##### EXTRACTED RECORDS

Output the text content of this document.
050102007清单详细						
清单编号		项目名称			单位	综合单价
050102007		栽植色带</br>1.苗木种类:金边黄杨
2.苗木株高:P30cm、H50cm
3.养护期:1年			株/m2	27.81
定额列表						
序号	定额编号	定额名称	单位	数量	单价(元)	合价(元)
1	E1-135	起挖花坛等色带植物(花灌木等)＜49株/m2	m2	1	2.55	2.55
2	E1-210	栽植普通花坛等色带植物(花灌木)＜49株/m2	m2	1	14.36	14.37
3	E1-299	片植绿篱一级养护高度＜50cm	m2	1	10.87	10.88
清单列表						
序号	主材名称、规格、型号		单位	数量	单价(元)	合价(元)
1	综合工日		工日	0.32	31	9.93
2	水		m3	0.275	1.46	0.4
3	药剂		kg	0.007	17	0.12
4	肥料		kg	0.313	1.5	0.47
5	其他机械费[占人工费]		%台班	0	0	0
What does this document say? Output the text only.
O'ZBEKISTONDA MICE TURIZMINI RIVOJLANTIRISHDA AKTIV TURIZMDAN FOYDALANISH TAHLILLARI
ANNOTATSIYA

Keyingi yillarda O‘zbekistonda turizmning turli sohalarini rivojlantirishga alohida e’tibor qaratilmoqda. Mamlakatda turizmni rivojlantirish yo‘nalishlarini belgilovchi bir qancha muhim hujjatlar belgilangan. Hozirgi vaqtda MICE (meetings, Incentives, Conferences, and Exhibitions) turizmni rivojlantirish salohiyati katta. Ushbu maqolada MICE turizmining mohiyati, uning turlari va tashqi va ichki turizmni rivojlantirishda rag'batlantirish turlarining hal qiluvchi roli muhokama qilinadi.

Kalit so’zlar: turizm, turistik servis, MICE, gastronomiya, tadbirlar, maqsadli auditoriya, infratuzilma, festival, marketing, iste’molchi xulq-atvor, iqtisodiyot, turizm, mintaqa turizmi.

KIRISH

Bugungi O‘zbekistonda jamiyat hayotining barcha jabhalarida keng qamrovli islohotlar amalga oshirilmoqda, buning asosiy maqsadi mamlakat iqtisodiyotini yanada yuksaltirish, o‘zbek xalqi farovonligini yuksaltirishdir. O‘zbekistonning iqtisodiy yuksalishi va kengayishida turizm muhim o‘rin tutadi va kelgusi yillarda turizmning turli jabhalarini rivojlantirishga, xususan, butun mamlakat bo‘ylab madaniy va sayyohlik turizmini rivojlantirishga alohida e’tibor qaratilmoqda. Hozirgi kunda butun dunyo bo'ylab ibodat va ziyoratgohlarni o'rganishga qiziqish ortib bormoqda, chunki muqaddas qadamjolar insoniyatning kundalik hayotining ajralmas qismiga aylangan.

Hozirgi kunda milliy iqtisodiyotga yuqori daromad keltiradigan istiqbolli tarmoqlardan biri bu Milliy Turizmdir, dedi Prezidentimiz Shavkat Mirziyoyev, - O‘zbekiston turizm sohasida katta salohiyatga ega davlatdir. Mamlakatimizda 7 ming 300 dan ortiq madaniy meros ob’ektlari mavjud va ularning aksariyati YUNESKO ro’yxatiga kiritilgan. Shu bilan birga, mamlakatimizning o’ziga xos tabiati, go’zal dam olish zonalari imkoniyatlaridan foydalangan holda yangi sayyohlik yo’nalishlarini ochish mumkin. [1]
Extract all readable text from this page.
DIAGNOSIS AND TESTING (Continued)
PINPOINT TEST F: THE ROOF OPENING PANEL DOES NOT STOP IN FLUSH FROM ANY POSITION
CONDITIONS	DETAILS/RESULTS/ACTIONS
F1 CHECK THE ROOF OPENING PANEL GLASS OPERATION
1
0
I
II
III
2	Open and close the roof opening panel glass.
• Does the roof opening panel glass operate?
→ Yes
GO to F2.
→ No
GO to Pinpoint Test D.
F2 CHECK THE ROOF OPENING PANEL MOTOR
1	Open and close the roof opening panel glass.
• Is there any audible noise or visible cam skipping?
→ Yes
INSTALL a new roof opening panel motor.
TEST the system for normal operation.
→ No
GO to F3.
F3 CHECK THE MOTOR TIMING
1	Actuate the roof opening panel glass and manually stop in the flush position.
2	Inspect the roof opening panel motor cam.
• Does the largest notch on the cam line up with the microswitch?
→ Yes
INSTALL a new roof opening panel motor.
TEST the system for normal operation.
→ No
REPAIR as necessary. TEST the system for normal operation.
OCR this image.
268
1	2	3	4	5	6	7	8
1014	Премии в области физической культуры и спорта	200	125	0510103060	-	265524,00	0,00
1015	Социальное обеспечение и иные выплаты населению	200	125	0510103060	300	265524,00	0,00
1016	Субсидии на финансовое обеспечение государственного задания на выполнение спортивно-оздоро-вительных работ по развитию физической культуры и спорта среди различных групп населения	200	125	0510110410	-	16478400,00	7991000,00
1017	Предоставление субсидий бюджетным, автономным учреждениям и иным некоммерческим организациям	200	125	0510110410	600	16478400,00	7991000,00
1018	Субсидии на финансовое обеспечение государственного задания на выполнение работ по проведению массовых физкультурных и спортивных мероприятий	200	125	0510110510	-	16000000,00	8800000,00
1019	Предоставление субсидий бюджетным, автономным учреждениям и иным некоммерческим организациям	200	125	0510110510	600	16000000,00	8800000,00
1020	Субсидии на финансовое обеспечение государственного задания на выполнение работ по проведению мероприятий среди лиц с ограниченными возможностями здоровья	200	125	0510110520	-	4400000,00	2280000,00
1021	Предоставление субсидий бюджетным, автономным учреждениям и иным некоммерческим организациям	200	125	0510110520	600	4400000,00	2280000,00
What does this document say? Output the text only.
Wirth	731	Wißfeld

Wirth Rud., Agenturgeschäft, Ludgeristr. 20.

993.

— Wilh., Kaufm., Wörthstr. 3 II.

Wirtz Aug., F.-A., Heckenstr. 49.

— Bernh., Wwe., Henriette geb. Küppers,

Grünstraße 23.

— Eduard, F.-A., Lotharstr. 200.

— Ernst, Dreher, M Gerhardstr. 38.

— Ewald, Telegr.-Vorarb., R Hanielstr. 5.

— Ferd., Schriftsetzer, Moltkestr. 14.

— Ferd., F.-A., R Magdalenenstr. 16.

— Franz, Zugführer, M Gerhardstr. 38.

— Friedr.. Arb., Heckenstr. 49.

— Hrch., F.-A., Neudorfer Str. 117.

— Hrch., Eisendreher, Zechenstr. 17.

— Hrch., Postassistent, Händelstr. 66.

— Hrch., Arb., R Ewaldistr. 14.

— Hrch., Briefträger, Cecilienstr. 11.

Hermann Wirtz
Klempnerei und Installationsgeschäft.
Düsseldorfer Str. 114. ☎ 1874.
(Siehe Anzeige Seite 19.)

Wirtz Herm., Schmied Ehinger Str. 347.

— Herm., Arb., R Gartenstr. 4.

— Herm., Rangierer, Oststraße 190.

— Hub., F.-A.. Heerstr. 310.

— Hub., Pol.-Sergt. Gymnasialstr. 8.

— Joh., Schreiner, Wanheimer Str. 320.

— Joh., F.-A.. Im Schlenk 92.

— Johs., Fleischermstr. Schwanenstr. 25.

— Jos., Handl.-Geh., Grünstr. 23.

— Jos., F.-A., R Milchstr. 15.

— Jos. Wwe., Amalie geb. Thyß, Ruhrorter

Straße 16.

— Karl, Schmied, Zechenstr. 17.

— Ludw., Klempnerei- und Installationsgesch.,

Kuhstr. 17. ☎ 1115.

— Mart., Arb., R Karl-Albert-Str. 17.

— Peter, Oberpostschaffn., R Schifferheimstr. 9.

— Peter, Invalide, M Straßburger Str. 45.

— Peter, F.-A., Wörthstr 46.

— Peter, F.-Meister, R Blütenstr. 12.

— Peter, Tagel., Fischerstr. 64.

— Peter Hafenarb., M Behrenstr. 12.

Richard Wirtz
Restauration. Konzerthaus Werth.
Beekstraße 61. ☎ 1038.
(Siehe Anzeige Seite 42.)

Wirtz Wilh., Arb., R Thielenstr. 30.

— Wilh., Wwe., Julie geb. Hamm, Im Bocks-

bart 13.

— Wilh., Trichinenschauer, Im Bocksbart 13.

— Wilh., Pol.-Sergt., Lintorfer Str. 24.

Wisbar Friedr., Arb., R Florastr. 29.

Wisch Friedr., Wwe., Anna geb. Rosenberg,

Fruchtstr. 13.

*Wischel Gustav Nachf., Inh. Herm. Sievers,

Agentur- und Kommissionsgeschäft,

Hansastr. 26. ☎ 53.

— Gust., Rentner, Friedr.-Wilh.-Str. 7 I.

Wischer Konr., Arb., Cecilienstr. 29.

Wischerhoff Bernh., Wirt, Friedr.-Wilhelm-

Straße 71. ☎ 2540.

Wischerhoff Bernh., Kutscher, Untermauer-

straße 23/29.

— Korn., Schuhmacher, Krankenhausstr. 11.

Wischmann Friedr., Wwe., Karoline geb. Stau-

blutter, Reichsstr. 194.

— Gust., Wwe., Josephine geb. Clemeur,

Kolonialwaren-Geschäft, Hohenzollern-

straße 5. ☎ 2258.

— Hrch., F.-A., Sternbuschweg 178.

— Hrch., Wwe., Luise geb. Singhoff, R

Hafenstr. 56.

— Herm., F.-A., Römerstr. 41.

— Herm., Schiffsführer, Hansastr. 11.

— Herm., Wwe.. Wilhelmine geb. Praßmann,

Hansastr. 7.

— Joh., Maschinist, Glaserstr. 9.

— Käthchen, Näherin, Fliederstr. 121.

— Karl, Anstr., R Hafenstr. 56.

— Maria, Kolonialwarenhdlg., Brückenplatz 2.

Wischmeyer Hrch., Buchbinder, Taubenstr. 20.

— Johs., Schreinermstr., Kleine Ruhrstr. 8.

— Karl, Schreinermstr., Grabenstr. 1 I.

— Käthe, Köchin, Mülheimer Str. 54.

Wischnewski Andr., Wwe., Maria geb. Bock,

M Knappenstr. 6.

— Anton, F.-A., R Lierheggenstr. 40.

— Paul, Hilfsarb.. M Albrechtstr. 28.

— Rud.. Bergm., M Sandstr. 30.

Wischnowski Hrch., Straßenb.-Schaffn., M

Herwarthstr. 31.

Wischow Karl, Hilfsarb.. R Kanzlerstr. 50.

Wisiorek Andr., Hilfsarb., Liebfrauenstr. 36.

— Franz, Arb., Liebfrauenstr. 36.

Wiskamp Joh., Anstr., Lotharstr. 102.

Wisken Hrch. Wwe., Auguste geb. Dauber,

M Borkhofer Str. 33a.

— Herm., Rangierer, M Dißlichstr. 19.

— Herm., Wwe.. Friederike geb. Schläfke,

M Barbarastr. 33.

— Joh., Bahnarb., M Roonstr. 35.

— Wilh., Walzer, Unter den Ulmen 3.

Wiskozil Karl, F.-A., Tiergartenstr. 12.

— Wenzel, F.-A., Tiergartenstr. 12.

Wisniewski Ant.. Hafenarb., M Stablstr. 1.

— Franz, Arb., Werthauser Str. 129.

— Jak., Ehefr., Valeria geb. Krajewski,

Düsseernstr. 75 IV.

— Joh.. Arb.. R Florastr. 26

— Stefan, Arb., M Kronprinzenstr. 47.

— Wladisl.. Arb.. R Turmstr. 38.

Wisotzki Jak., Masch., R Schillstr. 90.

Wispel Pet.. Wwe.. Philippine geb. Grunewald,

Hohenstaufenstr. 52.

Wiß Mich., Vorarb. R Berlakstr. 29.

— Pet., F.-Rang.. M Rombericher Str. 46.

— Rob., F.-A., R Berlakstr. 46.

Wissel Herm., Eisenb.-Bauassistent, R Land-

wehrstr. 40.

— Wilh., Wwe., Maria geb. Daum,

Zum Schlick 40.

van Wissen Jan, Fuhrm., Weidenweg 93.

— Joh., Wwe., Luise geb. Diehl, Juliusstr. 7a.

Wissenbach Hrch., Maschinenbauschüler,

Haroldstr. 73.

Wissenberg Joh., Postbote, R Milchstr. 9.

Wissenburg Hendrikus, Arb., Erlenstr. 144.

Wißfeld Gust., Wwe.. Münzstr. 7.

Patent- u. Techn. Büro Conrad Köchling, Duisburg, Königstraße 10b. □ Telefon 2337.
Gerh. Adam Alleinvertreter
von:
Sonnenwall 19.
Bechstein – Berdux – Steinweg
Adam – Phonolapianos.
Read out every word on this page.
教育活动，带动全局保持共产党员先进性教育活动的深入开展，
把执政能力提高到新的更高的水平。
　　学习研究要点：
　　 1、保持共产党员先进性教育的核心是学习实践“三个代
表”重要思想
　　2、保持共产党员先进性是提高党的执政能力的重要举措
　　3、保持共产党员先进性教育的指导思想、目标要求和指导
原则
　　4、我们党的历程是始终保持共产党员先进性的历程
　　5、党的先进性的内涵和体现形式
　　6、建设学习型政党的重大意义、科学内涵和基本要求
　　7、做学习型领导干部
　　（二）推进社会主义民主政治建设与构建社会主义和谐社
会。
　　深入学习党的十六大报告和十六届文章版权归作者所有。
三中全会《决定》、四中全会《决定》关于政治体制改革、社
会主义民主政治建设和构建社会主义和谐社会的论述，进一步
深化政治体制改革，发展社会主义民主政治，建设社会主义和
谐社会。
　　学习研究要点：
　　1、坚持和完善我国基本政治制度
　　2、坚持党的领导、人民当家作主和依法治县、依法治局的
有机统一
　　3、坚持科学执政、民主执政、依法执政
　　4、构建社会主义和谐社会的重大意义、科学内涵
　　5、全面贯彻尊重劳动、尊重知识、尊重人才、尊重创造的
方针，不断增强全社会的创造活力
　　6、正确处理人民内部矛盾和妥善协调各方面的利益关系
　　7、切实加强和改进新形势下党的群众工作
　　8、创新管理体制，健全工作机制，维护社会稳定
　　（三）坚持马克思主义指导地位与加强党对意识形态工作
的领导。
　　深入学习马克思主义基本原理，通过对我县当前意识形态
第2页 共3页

##########

GIVEN REQUEST: Pick out and copy every line that contains the word "выполнение".

OUTPUT FOR THIS TASK:
1016	Субсидии на финансовое обеспечение государственного задания на выполнение спортивно-оздоро-вительных работ по развитию физической культуры и спорта среди различных групп населения	200	125	0510110410	-	16478400,00	7991000,00
1018	Субсидии на финансовое обеспечение государственного задания на выполнение работ по проведению массовых физкультурных и спортивных мероприятий	200	125	0510110510	-	16000000,00	8800000,00
1020	Субсидии на финансовое обеспечение государственного задания на выполнение работ по проведению мероприятий среди лиц с ограниченными возможностями здоровья	200	125	0510110520	-	4400000,00	2280000,00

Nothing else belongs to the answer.